--- Begin Stored rows ---

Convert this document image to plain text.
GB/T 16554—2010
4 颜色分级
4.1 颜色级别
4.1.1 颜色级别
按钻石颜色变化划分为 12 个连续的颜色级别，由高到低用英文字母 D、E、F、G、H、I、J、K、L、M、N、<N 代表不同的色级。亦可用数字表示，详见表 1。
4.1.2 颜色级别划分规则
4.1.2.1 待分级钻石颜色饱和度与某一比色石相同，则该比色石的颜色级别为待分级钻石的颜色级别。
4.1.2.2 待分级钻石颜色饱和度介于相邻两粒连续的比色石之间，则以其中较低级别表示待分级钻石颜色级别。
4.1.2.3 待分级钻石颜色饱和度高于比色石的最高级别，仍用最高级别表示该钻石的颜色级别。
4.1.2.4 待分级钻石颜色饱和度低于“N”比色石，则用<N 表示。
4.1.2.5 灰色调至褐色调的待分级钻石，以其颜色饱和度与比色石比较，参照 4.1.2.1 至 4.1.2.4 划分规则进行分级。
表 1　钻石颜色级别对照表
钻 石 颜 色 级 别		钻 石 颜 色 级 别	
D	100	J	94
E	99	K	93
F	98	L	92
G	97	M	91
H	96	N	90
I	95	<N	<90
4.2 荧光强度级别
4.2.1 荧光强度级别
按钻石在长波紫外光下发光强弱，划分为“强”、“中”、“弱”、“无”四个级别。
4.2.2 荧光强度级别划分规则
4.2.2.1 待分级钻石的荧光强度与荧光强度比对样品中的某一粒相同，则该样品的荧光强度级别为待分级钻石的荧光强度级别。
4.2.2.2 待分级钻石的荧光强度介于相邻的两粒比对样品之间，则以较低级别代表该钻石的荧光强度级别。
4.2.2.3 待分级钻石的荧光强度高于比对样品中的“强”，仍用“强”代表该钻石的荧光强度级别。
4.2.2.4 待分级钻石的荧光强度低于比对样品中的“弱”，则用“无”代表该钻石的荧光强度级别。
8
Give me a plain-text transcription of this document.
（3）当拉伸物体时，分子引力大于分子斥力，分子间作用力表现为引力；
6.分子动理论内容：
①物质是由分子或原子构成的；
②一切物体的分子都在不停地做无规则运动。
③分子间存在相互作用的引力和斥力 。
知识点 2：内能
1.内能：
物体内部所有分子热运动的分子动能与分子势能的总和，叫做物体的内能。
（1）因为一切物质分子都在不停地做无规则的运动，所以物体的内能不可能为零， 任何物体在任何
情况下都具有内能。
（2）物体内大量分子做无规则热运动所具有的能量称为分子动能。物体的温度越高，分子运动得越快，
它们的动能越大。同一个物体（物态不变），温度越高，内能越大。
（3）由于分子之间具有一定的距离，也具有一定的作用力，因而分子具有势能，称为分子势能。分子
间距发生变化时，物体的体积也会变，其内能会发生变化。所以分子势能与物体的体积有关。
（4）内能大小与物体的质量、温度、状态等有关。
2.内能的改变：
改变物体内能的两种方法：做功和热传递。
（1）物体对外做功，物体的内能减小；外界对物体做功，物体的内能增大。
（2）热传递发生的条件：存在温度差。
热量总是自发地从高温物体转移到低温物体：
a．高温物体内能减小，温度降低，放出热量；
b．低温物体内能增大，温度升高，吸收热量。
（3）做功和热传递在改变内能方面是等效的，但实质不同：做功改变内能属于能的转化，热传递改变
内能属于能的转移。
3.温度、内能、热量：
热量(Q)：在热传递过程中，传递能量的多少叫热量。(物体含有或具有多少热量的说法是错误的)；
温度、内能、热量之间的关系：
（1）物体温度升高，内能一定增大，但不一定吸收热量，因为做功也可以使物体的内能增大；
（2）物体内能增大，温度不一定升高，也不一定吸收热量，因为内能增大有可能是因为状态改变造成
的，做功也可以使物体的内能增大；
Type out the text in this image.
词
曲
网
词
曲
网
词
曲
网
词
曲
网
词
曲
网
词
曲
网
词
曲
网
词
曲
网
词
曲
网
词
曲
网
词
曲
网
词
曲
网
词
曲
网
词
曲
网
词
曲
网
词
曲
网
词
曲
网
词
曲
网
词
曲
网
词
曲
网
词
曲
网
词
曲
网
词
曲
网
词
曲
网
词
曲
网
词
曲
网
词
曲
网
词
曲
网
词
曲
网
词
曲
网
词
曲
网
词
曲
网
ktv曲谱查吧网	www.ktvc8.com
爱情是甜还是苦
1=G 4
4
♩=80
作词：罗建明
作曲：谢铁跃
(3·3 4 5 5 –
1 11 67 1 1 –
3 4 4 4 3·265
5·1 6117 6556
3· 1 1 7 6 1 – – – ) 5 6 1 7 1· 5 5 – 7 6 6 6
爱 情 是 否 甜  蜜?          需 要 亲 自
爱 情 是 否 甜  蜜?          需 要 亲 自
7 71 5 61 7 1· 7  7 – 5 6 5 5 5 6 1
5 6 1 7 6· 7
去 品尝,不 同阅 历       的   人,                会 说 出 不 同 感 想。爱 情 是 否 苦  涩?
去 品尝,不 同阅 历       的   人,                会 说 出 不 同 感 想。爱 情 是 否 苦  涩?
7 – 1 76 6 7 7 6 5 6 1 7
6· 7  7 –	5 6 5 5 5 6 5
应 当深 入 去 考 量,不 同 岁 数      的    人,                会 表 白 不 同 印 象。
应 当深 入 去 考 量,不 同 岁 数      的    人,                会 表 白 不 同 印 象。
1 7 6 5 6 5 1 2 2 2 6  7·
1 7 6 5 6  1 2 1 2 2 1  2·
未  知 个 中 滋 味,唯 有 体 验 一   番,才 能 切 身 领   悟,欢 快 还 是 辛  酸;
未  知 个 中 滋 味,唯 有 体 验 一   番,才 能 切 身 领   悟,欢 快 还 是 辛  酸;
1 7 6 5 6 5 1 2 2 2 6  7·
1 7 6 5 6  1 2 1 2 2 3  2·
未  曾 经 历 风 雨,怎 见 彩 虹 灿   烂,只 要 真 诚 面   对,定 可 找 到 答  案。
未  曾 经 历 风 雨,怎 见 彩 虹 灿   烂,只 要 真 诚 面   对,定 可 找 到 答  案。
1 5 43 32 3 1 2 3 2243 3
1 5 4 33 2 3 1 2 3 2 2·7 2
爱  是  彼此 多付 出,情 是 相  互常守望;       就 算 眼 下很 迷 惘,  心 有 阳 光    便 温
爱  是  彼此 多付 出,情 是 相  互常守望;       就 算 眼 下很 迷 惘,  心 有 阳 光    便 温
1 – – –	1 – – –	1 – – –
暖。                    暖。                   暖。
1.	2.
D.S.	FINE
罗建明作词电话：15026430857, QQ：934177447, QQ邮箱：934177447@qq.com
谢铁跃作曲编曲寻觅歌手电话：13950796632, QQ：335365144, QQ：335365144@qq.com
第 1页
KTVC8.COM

--- End Stored rows ---

(What you have to do):
Transcribe the entire listing above precisely.

(Correct response):
Convert this document image to plain text.
GB/T 16554—2010
4 颜色分级
4.1 颜色级别
4.1.1 颜色级别
按钻石颜色变化划分为 12 个连续的颜色级别，由高到低用英文字母 D、E、F、G、H、I、J、K、L、M、N、<N 代表不同的色级。亦可用数字表示，详见表 1。
4.1.2 颜色级别划分规则
4.1.2.1 待分级钻石颜色饱和度与某一比色石相同，则该比色石的颜色级别为待分级钻石的颜色级别。
4.1.2.2 待分级钻石颜色饱和度介于相邻两粒连续的比色石之间，则以其中较低级别表示待分级钻石颜色级别。
4.1.2.3 待分级钻石颜色饱和度高于比色石的最高级别，仍用最高级别表示该钻石的颜色级别。
4.1.2.4 待分级钻石颜色饱和度低于“N”比色石，则用<N 表示。
4.1.2.5 灰色调至褐色调的待分级钻石，以其颜色饱和度与比色石比较，参照 4.1.2.1 至 4.1.2.4 划分规则进行分级。
表 1　钻石颜色级别对照表
钻 石 颜 色 级 别		钻 石 颜 色 级 别	
D	100	J	94
E	99	K	93
F	98	L	92
G	97	M	91
H	96	N	90
I	95	<N	<90
4.2 荧光强度级别
4.2.1 荧光强度级别
按钻石在长波紫外光下发光强弱，划分为“强”、“中”、“弱”、“无”四个级别。
4.2.2 荧光强度级别划分规则
4.2.2.1 待分级钻石的荧光强度与荧光强度比对样品中的某一粒相同，则该样品的荧光强度级别为待分级钻石的荧光强度级别。
4.2.2.2 待分级钻石的荧光强度介于相邻的两粒比对样品之间，则以较低级别代表该钻石的荧光强度级别。
4.2.2.3 待分级钻石的荧光强度高于比对样品中的“强”，仍用“强”代表该钻石的荧光强度级别。
4.2.2.4 待分级钻石的荧光强度低于比对样品中的“弱”，则用“无”代表该钻石的荧光强度级别。
8
Give me a plain-text transcription of this document.
（3）当拉伸物体时，分子引力大于分子斥力，分子间作用力表现为引力；
6.分子动理论内容：
①物质是由分子或原子构成的；
②一切物体的分子都在不停地做无规则运动。
③分子间存在相互作用的引力和斥力 。
知识点 2：内能
1.内能：
物体内部所有分子热运动的分子动能与分子势能的总和，叫做物体的内能。
（1）因为一切物质分子都在不停地做无规则的运动，所以物体的内能不可能为零， 任何物体在任何
情况下都具有内能。
（2）物体内大量分子做无规则热运动所具有的能量称为分子动能。物体的温度越高，分子运动得越快，
它们的动能越大。同一个物体（物态不变），温度越高，内能越大。
（3）由于分子之间具有一定的距离，也具有一定的作用力，因而分子具有势能，称为分子势能。分子
间距发生变化时，物体的体积也会变，其内能会发生变化。所以分子势能与物体的体积有关。
（4）内能大小与物体的质量、温度、状态等有关。
2.内能的改变：
改变物体内能的两种方法：做功和热传递。
（1）物体对外做功，物体的内能减小；外界对物体做功，物体的内能增大。
（2）热传递发生的条件：存在温度差。
热量总是自发地从高温物体转移到低温物体：
a．高温物体内能减小，温度降低，放出热量；
b．低温物体内能增大，温度升高，吸收热量。
（3）做功和热传递在改变内能方面是等效的，但实质不同：做功改变内能属于能的转化，热传递改变
内能属于能的转移。
3.温度、内能、热量：
热量(Q)：在热传递过程中，传递能量的多少叫热量。(物体含有或具有多少热量的说法是错误的)；
温度、内能、热量之间的关系：
（1）物体温度升高，内能一定增大，但不一定吸收热量，因为做功也可以使物体的内能增大；
（2）物体内能增大，温度不一定升高，也不一定吸收热量，因为内能增大有可能是因为状态改变造成
的，做功也可以使物体的内能增大；
Type out the text in this image.
词
曲
网
词
曲
网
词
曲
网
词
曲
网
词
曲
网
词
曲
网
词
曲
网
词
曲
网
词
曲
网
词
曲
网
词
曲
网
词
曲
网
词
曲
网
词
曲
网
词
曲
网
词
曲
网
词
曲
网
词
曲
网
词
曲
网
词
曲
网
词
曲
网
词
曲
网
词
曲
网
词
曲
网
词
曲
网
词
曲
网
词
曲
网
词
曲
网
词
曲
网
词
曲
网
词
曲
网
词
曲
网
ktv曲谱查吧网	www.ktvc8.com
爱情是甜还是苦
1=G 4
4
♩=80
作词：罗建明
作曲：谢铁跃
(3·3 4 5 5 –
1 11 67 1 1 –
3 4 4 4 3·265
5·1 6117 6556
3· 1 1 7 6 1 – – – ) 5 6 1 7 1· 5 5 – 7 6 6 6
爱 情 是 否 甜  蜜?          需 要 亲 自
爱 情 是 否 甜  蜜?          需 要 亲 自
7 71 5 61 7 1· 7  7 – 5 6 5 5 5 6 1
5 6 1 7 6· 7
去 品尝,不 同阅 历       的   人,                会 说 出 不 同 感 想。爱 情 是 否 苦  涩?
去 品尝,不 同阅 历       的   人,                会 说 出 不 同 感 想。爱 情 是 否 苦  涩?
7 – 1 76 6 7 7 6 5 6 1 7
6· 7  7 –	5 6 5 5 5 6 5
应 当深 入 去 考 量,不 同 岁 数      的    人,                会 表 白 不 同 印 象。
应 当深 入 去 考 量,不 同 岁 数      的    人,                会 表 白 不 同 印 象。
1 7 6 5 6 5 1 2 2 2 6  7·
1 7 6 5 6  1 2 1 2 2 1  2·
未  知 个 中 滋 味,唯 有 体 验 一   番,才 能 切 身 领   悟,欢 快 还 是 辛  酸;
未  知 个 中 滋 味,唯 有 体 验 一   番,才 能 切 身 领   悟,欢 快 还 是 辛  酸;
1 7 6 5 6 5 1 2 2 2 6  7·
1 7 6 5 6  1 2 1 2 2 3  2·
未  曾 经 历 风 雨,怎 见 彩 虹 灿   烂,只 要 真 诚 面   对,定 可 找 到 答  案。
未  曾 经 历 风 雨,怎 见 彩 虹 灿   烂,只 要 真 诚 面   对,定 可 找 到 答  案。
1 5 43 32 3 1 2 3 2243 3
1 5 4 33 2 3 1 2 3 2 2·7 2
爱  是  彼此 多付 出,情 是 相  互常守望;       就 算 眼 下很 迷 惘,  心 有 阳 光    便 温
爱  是  彼此 多付 出,情 是 相  互常守望;       就 算 眼 下很 迷 惘,  心 有 阳 光    便 温
1 – – –	1 – – –	1 – – –
暖。                    暖。                   暖。
1.	2.
D.S.	FINE
罗建明作词电话：15026430857, QQ：934177447, QQ邮箱：934177447@qq.com
谢铁跃作曲编曲寻觅歌手电话：13950796632, QQ：335365144, QQ：335365144@qq.com
第 1页
KTVC8.COM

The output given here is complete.